*Exercise details*: Please pull out every line that includes the string "title".

***** Exercise materials

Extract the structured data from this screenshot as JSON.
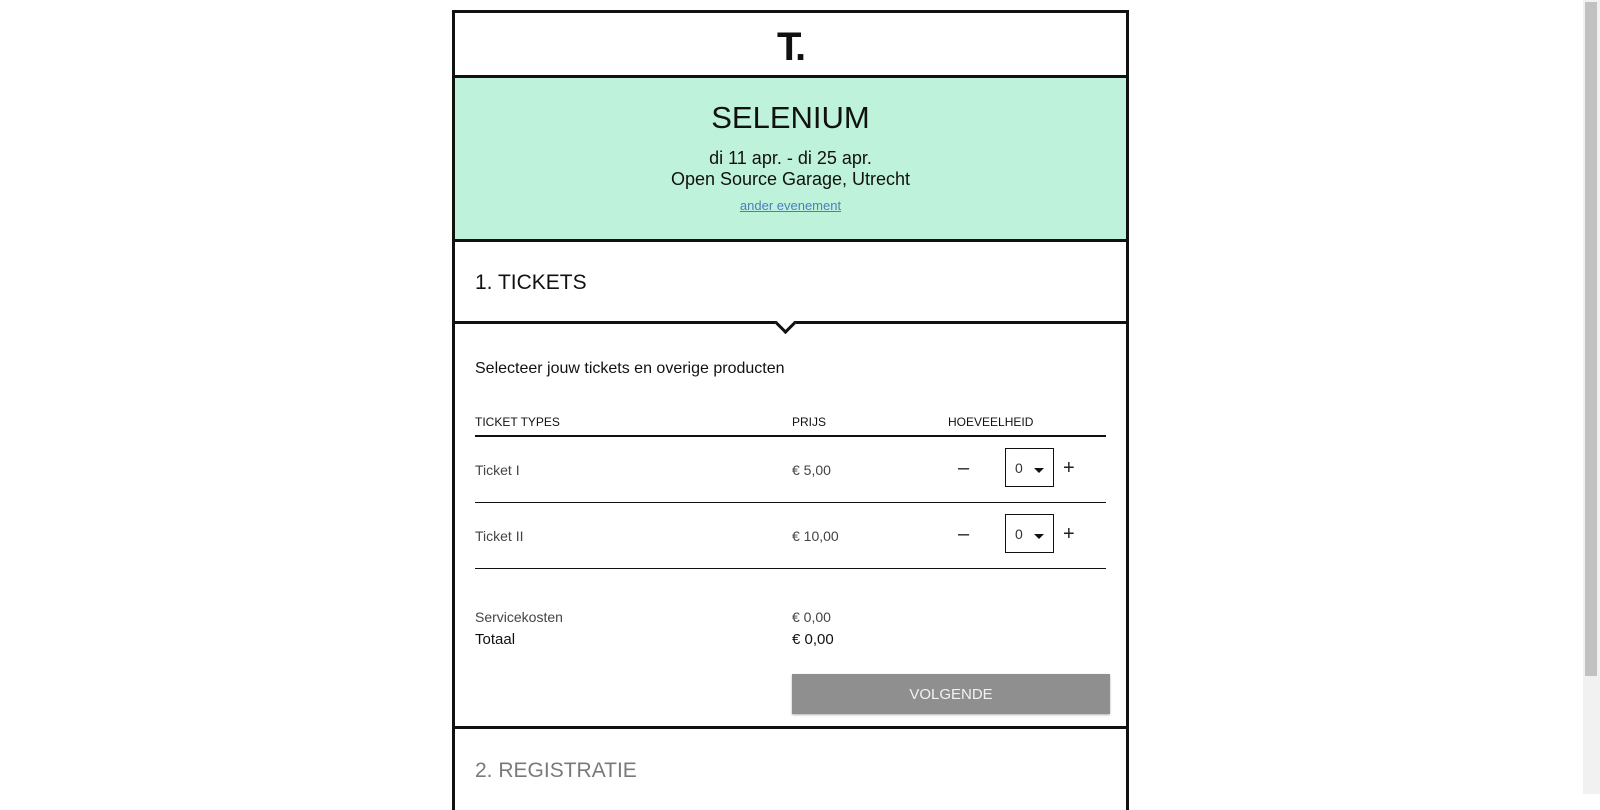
{
  "logo": "T.",
  "event": {
    "name": "SELENIUM",
    "dates": "di 11 apr. - di 25 apr.",
    "venue": "Open Source Garage, Utrecht",
    "other_link": "ander evenement"
  },
  "step1": {
    "title": "1. TICKETS",
    "intro": "Selecteer jouw tickets en overige producten",
    "columns": [
      "TICKET TYPES",
      "PRIJS",
      "HOEVEELHEID"
    ],
    "tickets": [
      {
        "name": "Ticket I",
        "price": "€ 5,00",
        "quantity": "0"
      },
      {
        "name": "Ticket II",
        "price": "€ 10,00",
        "quantity": "0"
      }
    ],
    "minus_label": "–",
    "plus_label": "+",
    "service_label": "Servicekosten",
    "service_value": "€ 0,00",
    "total_label": "Totaal",
    "total_value": "€ 0,00",
    "next_label": "VOLGENDE"
  },
  "step2": {
    "title": "2. REGISTRATIE"
  },
  "colors": {
    "event_bg": "#bef2da",
    "button_bg": "#8f8f8f",
    "link": "#4a7fbd"
  }
}
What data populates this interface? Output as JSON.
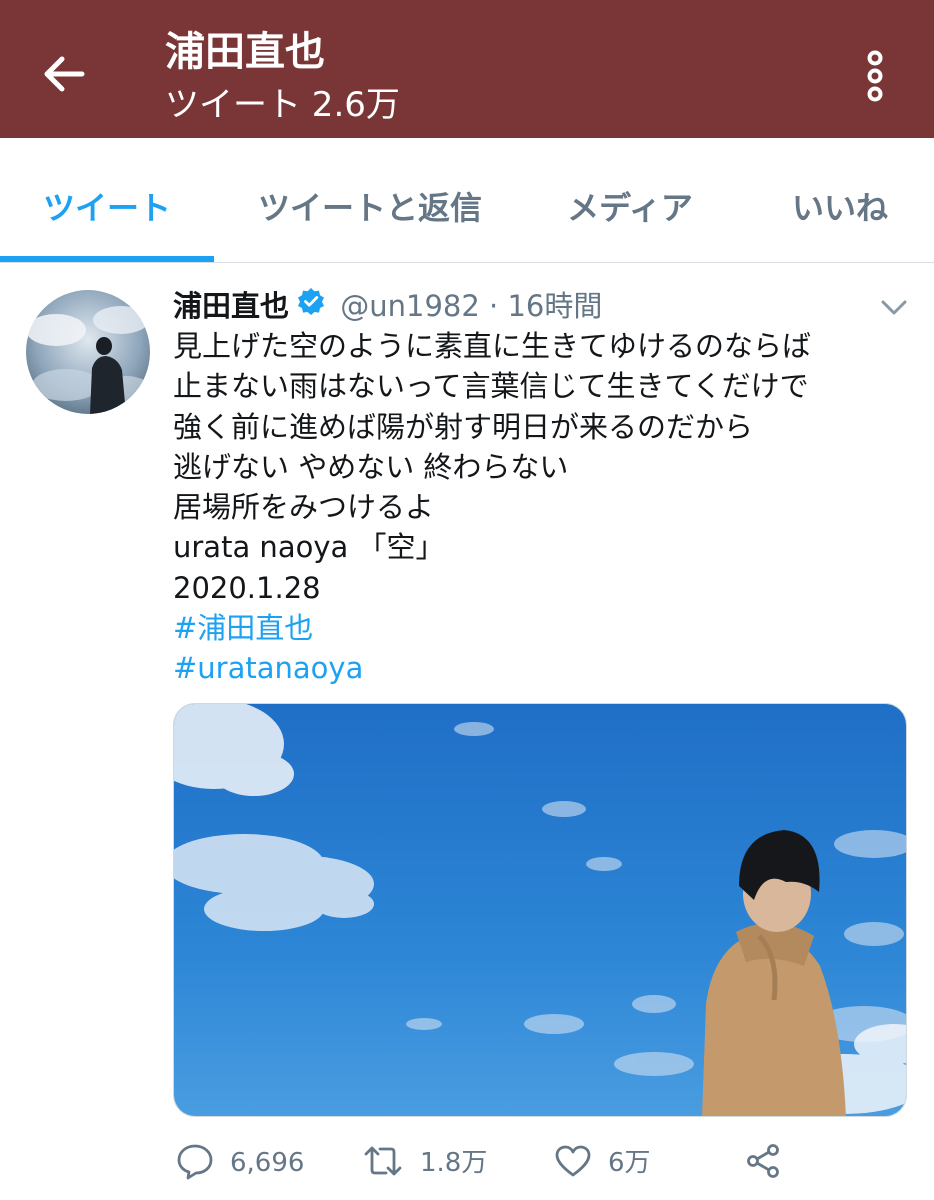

**********

*Answer for the task*:
    "title": "1. TICKETS",
    "title": "2. REGISTRATIE"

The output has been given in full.